Give the data a second time, exactly and in full.
--- begin Records supplied ---
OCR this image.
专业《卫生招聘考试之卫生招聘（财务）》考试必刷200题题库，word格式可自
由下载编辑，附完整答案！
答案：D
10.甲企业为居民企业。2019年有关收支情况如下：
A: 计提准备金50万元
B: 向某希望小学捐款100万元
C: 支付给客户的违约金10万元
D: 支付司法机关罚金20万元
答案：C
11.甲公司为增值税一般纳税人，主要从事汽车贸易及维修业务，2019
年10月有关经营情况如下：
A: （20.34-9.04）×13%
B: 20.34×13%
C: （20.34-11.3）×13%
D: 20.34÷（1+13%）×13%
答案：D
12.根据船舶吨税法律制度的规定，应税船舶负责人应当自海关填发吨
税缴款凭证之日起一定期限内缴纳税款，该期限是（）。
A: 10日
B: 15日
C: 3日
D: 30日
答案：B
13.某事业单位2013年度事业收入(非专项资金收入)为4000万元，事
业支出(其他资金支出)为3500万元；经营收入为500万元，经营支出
--- end Records supplied ---
Result of the exercise –
OCR this image.
专业《卫生招聘考试之卫生招聘（财务）》考试必刷200题题库，word格式可自
由下载编辑，附完整答案！
答案：D
10.甲企业为居民企业。2019年有关收支情况如下：
A: 计提准备金50万元
B: 向某希望小学捐款100万元
C: 支付给客户的违约金10万元
D: 支付司法机关罚金20万元
答案：C
11.甲公司为增值税一般纳税人，主要从事汽车贸易及维修业务，2019
年10月有关经营情况如下：
A: （20.34-9.04）×13%
B: 20.34×13%
C: （20.34-11.3）×13%
D: 20.34÷（1+13%）×13%
答案：D
12.根据船舶吨税法律制度的规定，应税船舶负责人应当自海关填发吨
税缴款凭证之日起一定期限内缴纳税款，该期限是（）。
A: 10日
B: 15日
C: 3日
D: 30日
答案：B
13.某事业单位2013年度事业收入(非专项资金收入)为4000万元，事
业支出(其他资金支出)为3500万元；经营收入为500万元，经营支出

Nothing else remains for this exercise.